> [What the task asks] The entries need to be copied exactly.

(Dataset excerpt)
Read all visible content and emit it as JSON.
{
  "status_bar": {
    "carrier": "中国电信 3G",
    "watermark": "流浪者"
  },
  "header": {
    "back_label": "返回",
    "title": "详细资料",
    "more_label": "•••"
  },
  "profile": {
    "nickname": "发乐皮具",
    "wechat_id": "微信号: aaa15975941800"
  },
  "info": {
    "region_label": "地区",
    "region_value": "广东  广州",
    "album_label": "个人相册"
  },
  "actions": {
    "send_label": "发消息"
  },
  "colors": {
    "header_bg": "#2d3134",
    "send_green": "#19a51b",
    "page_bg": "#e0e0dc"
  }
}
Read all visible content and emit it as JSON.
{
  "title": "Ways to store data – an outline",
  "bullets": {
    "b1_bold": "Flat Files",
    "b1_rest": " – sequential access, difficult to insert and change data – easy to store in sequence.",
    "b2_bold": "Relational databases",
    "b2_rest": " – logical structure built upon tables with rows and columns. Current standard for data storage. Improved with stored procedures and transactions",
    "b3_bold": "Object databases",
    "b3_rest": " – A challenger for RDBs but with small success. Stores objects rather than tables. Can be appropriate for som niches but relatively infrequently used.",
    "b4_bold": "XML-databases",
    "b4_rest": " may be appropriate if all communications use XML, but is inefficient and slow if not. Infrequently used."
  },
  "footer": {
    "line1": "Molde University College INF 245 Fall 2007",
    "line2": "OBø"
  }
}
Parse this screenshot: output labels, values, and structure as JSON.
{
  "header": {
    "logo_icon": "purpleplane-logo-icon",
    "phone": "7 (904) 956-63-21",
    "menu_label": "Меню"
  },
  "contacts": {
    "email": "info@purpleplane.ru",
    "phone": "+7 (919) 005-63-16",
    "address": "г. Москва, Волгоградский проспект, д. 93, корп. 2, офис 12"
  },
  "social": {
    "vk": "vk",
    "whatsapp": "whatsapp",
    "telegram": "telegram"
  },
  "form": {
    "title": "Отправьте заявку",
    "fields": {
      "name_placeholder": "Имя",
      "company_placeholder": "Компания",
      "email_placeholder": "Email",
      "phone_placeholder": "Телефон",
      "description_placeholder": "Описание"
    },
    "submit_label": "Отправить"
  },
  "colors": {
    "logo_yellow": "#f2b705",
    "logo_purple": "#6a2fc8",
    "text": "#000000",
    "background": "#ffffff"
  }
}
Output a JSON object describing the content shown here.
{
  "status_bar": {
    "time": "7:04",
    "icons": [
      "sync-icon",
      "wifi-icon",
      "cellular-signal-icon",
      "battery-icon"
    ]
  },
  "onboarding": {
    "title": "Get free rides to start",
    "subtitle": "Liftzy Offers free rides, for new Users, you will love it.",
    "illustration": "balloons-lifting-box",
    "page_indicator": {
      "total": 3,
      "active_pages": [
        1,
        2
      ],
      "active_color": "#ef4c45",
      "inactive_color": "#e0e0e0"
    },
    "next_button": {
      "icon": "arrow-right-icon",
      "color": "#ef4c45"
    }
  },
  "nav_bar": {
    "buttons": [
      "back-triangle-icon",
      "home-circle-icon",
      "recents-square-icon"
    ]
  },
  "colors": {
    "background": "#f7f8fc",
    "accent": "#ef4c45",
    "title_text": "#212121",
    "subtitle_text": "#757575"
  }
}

> [Task output]
Read all visible content and emit it as JSON.
{
  "status_bar": {
    "carrier": "中国电信 3G",
    "watermark": "流浪者"
  },
  "header": {
    "back_label": "返回",
    "title": "详细资料",
    "more_label": "•••"
  },
  "profile": {
    "nickname": "发乐皮具",
    "wechat_id": "微信号: aaa15975941800"
  },
  "info": {
    "region_label": "地区",
    "region_value": "广东  广州",
    "album_label": "个人相册"
  },
  "actions": {
    "send_label": "发消息"
  },
  "colors": {
    "header_bg": "#2d3134",
    "send_green": "#19a51b",
    "page_bg": "#e0e0dc"
  }
}
Read all visible content and emit it as JSON.
{
  "title": "Ways to store data – an outline",
  "bullets": {
    "b1_bold": "Flat Files",
    "b1_rest": " – sequential access, difficult to insert and change data – easy to store in sequence.",
    "b2_bold": "Relational databases",
    "b2_rest": " – logical structure built upon tables with rows and columns. Current standard for data storage. Improved with stored procedures and transactions",
    "b3_bold": "Object databases",
    "b3_rest": " – A challenger for RDBs but with small success. Stores objects rather than tables. Can be appropriate for som niches but relatively infrequently used.",
    "b4_bold": "XML-databases",
    "b4_rest": " may be appropriate if all communications use XML, but is inefficient and slow if not. Infrequently used."
  },
  "footer": {
    "line1": "Molde University College INF 245 Fall 2007",
    "line2": "OBø"
  }
}
Parse this screenshot: output labels, values, and structure as JSON.
{
  "header": {
    "logo_icon": "purpleplane-logo-icon",
    "phone": "7 (904) 956-63-21",
    "menu_label": "Меню"
  },
  "contacts": {
    "email": "info@purpleplane.ru",
    "phone": "+7 (919) 005-63-16",
    "address": "г. Москва, Волгоградский проспект, д. 93, корп. 2, офис 12"
  },
  "social": {
    "vk": "vk",
    "whatsapp": "whatsapp",
    "telegram": "telegram"
  },
  "form": {
    "title": "Отправьте заявку",
    "fields": {
      "name_placeholder": "Имя",
      "company_placeholder": "Компания",
      "email_placeholder": "Email",
      "phone_placeholder": "Телефон",
      "description_placeholder": "Описание"
    },
    "submit_label": "Отправить"
  },
  "colors": {
    "logo_yellow": "#f2b705",
    "logo_purple": "#6a2fc8",
    "text": "#000000",
    "background": "#ffffff"
  }
}
Output a JSON object describing the content shown here.
{
  "status_bar": {
    "time": "7:04",
    "icons": [
      "sync-icon",
      "wifi-icon",
      "cellular-signal-icon",
      "battery-icon"
    ]
  },
  "onboarding": {
    "title": "Get free rides to start",
    "subtitle": "Liftzy Offers free rides, for new Users, you will love it.",
    "illustration": "balloons-lifting-box",
    "page_indicator": {
      "total": 3,
      "active_pages": [
        1,
        2
      ],
      "active_color": "#ef4c45",
      "inactive_color": "#e0e0e0"
    },
    "next_button": {
      "icon": "arrow-right-icon",
      "color": "#ef4c45"
    }
  },
  "nav_bar": {
    "buttons": [
      "back-triangle-icon",
      "home-circle-icon",
      "recents-square-icon"
    ]
  },
  "colors": {
    "background": "#f7f8fc",
    "accent": "#ef4c45",
    "title_text": "#212121",
    "subtitle_text": "#757575"
  }
}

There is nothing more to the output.